# Given instruction
Pick out every line of the entries below where "pitch" occurs, and copy those lines.

========================================

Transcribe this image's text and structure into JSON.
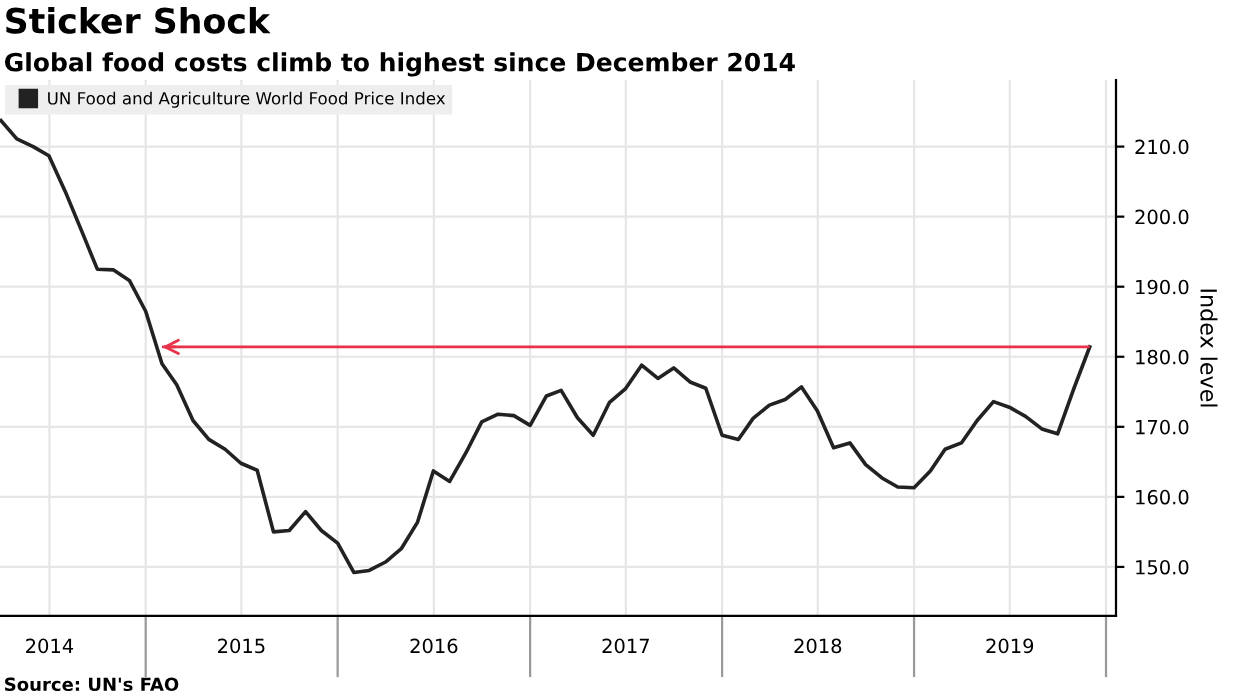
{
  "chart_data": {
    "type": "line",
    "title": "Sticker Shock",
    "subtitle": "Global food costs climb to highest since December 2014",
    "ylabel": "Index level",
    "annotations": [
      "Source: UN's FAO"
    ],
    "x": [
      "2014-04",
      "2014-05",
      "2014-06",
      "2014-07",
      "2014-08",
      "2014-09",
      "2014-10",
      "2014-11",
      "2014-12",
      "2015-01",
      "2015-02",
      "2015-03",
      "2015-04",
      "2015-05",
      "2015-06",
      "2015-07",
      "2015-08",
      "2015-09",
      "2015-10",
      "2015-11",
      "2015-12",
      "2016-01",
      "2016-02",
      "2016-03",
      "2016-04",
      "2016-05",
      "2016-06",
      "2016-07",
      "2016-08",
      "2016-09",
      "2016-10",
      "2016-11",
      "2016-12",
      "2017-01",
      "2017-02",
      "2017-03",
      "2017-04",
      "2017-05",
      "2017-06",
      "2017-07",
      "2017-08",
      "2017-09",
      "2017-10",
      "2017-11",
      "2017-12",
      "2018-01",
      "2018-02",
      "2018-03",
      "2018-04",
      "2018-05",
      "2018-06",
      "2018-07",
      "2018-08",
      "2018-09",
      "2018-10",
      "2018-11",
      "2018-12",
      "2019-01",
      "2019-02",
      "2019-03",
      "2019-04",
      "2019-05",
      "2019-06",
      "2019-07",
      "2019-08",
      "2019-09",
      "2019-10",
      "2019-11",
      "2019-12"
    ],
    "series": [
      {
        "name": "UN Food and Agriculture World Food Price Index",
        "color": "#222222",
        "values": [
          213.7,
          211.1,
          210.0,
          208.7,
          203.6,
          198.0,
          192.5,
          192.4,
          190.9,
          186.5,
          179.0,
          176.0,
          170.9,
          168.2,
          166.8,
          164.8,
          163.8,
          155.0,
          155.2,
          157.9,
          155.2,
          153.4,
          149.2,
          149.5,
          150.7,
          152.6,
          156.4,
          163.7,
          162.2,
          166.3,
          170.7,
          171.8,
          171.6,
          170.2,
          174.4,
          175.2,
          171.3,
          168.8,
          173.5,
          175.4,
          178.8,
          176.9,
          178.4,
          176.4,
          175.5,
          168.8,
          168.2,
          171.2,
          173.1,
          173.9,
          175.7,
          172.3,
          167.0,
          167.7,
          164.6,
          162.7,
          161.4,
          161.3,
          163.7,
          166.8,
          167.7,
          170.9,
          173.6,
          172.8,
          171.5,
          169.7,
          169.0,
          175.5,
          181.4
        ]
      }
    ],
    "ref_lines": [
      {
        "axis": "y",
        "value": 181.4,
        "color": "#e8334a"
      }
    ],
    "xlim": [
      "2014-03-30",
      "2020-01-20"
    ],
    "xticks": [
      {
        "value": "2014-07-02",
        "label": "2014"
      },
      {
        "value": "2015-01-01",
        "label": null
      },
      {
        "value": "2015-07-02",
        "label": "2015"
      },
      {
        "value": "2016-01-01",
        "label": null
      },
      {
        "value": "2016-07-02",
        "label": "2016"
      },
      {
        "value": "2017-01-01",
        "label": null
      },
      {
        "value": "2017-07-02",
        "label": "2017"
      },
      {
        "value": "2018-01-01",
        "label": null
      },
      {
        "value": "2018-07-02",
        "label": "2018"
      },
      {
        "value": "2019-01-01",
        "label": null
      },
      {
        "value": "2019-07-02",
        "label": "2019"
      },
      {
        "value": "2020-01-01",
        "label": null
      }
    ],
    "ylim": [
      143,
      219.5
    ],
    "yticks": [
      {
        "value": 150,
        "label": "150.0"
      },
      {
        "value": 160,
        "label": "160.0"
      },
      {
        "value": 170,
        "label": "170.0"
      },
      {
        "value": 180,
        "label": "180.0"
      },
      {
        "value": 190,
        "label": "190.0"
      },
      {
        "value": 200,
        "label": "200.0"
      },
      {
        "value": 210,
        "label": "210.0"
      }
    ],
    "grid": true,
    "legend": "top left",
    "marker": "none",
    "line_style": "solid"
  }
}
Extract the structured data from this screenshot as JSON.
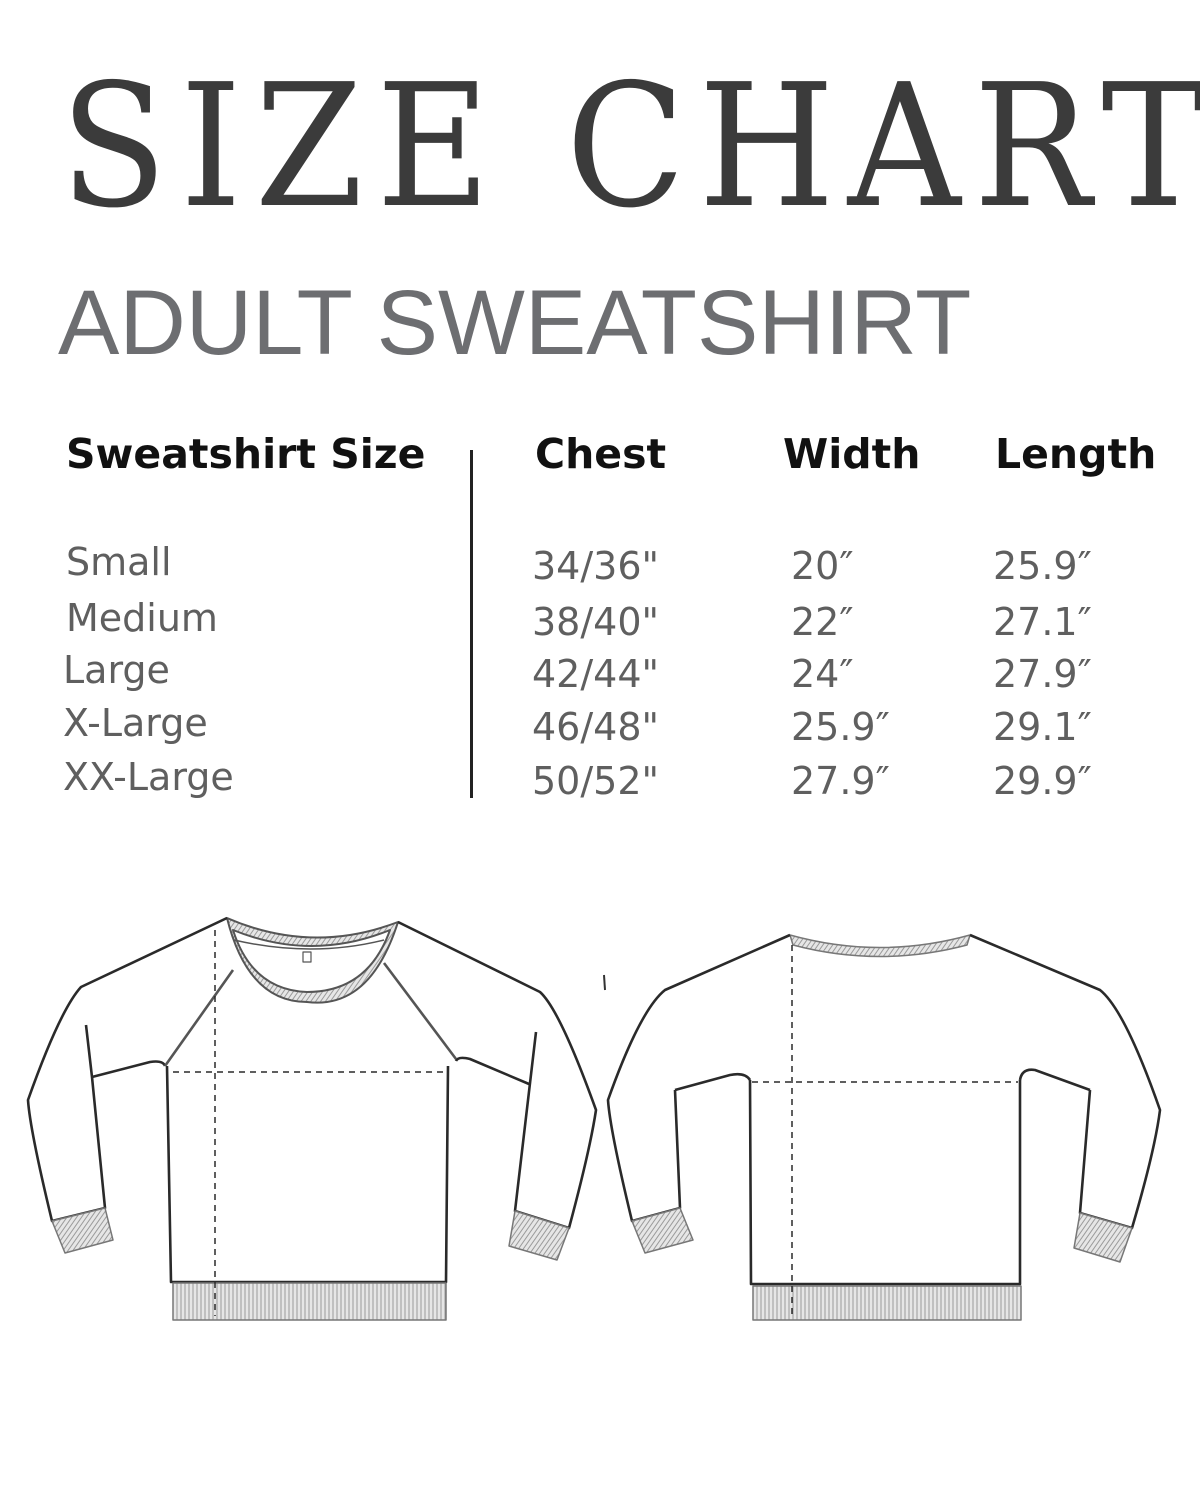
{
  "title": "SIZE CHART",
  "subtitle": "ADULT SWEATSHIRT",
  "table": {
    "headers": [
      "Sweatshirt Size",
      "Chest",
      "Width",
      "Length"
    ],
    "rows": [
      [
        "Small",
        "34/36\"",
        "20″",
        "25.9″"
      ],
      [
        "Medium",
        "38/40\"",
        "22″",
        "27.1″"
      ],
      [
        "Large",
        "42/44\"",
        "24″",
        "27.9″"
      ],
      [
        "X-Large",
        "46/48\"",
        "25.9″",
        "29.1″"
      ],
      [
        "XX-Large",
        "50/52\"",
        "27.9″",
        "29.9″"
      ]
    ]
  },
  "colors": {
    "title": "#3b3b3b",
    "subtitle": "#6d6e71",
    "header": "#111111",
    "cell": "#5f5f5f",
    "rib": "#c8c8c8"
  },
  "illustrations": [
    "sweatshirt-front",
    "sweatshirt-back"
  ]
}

========================================

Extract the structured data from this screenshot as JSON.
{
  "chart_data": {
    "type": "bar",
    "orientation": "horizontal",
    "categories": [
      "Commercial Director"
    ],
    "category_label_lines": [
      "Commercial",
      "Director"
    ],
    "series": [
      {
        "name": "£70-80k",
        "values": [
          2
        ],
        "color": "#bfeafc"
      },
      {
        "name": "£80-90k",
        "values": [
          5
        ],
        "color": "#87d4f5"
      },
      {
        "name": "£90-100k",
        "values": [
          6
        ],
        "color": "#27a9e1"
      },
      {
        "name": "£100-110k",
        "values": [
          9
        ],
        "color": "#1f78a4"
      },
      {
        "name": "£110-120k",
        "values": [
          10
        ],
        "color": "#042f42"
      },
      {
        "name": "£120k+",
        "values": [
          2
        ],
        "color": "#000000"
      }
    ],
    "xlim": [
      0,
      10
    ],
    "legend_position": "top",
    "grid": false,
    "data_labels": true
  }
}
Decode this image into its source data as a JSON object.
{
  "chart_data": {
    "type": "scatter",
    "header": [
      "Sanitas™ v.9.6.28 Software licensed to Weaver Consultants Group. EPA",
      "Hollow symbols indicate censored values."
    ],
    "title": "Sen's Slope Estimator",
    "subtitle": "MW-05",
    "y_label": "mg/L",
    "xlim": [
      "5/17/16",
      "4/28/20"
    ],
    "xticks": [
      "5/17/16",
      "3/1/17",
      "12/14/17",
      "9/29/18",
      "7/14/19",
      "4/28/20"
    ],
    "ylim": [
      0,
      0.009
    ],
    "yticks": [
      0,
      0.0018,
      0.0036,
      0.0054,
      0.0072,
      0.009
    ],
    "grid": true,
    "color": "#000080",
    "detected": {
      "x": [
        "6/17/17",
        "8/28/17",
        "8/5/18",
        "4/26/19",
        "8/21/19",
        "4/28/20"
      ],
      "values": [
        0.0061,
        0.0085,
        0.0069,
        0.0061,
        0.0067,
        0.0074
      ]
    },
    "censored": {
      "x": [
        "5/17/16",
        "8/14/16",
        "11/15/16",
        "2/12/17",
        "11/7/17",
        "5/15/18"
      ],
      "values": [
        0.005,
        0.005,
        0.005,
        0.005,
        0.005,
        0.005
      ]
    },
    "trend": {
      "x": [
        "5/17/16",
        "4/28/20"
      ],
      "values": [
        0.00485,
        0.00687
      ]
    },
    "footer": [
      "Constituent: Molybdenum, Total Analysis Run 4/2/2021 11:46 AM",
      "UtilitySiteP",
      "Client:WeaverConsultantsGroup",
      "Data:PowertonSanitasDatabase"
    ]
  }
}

========================================

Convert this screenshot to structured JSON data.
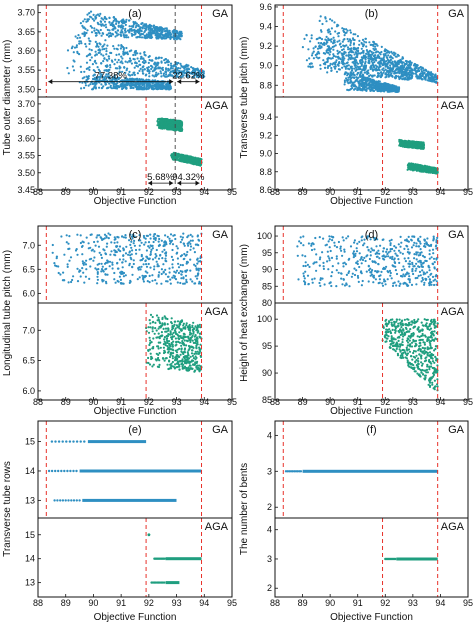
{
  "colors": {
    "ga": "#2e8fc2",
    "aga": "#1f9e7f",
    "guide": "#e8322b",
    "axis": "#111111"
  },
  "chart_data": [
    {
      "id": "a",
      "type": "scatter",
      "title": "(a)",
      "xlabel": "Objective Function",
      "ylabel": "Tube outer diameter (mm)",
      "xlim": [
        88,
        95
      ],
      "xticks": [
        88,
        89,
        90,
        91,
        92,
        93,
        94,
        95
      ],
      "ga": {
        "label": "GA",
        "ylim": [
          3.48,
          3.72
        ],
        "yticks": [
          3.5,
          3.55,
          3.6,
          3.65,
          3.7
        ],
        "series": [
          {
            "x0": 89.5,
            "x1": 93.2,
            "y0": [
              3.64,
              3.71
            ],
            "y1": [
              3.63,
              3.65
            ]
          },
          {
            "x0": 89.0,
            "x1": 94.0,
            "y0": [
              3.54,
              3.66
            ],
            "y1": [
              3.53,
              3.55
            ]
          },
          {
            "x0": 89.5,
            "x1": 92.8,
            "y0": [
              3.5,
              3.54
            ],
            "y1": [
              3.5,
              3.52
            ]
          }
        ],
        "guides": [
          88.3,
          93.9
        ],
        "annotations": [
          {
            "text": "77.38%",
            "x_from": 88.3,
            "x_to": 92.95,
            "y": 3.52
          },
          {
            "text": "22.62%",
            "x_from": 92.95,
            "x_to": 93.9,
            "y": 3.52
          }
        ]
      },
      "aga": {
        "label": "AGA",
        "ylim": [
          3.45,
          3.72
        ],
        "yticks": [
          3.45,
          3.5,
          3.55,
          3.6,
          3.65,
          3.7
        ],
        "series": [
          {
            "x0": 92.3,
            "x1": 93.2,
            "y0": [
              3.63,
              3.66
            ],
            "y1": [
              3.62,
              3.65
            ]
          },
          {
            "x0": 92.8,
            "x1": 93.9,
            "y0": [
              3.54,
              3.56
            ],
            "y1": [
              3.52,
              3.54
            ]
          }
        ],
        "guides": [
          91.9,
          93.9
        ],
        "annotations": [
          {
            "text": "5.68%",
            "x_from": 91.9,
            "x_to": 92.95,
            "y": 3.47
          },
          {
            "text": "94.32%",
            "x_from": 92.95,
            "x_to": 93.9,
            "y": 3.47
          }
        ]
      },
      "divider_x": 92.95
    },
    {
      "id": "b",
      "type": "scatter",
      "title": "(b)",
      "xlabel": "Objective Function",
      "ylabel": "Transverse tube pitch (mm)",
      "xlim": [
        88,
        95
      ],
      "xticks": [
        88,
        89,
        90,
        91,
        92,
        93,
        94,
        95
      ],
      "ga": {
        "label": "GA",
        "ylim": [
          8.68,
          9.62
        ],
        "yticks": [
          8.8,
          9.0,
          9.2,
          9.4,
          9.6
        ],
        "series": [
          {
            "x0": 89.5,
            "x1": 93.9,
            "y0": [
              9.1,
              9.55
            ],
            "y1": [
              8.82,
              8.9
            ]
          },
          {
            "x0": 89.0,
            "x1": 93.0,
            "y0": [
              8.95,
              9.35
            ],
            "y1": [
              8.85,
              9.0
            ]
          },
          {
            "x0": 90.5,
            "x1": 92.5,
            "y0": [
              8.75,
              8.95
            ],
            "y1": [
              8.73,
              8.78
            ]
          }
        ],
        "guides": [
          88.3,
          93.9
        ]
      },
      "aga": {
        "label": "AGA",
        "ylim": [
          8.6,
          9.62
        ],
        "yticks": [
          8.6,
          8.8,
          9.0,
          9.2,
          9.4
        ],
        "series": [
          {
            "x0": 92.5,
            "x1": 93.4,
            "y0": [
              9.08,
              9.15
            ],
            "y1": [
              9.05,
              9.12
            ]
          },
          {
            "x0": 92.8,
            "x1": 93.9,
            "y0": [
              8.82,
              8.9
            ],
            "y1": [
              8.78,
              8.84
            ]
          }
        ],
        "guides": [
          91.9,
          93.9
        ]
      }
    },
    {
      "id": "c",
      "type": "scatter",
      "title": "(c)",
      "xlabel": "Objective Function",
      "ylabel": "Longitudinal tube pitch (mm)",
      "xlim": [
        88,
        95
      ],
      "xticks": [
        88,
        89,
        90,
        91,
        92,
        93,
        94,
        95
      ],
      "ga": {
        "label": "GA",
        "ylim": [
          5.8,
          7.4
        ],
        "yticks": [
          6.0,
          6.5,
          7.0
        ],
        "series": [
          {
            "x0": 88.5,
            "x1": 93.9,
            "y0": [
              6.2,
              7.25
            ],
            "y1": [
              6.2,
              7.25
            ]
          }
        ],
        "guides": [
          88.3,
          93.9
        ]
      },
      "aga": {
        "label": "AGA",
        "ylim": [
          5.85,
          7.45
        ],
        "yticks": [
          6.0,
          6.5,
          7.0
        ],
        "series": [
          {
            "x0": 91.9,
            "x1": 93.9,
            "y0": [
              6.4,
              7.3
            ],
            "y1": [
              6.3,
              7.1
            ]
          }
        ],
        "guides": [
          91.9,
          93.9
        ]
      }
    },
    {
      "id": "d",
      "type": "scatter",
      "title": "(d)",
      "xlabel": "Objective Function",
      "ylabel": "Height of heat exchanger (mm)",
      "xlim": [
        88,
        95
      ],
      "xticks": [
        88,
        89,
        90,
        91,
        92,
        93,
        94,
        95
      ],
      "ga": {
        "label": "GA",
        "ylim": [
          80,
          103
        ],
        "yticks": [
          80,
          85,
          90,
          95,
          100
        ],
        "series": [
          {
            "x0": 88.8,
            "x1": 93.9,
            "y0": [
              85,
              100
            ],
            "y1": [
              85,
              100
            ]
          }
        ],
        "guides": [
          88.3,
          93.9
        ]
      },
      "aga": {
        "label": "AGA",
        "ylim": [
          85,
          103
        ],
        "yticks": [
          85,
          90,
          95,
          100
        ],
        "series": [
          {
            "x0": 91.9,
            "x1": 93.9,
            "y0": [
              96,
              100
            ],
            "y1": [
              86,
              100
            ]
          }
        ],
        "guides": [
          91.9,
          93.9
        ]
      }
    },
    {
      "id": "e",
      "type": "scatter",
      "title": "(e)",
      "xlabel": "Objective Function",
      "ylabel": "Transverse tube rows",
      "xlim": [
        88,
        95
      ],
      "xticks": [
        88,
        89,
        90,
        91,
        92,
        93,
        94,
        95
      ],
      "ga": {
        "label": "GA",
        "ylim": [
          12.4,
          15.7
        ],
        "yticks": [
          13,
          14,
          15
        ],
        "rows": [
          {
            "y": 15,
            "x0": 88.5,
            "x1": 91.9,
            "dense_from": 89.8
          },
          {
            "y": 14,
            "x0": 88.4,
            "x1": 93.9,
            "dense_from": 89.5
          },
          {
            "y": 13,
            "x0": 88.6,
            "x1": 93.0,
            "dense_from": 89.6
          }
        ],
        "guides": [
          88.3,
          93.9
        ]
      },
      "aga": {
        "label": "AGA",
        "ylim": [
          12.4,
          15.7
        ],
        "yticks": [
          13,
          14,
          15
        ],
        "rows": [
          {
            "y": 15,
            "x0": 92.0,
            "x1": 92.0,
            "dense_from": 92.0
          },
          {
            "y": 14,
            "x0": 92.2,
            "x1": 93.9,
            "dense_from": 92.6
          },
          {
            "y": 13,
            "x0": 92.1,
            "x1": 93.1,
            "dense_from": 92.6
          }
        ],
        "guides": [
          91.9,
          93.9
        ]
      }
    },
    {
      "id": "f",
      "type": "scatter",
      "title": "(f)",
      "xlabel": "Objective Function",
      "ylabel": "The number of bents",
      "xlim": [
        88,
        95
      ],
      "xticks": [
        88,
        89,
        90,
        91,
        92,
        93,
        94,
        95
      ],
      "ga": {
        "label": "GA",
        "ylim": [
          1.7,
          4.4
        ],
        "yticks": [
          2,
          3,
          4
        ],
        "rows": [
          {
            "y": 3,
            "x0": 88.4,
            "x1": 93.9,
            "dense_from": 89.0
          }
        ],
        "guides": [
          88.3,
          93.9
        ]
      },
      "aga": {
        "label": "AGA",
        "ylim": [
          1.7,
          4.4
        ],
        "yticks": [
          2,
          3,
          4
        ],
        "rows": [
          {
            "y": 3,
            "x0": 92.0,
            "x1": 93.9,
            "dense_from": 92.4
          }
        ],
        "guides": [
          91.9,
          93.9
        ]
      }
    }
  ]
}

========================================

# Reply
      "ylabel": "Transverse tube pitch (mm)",
      "ylabel": "Longitudinal tube pitch (mm)",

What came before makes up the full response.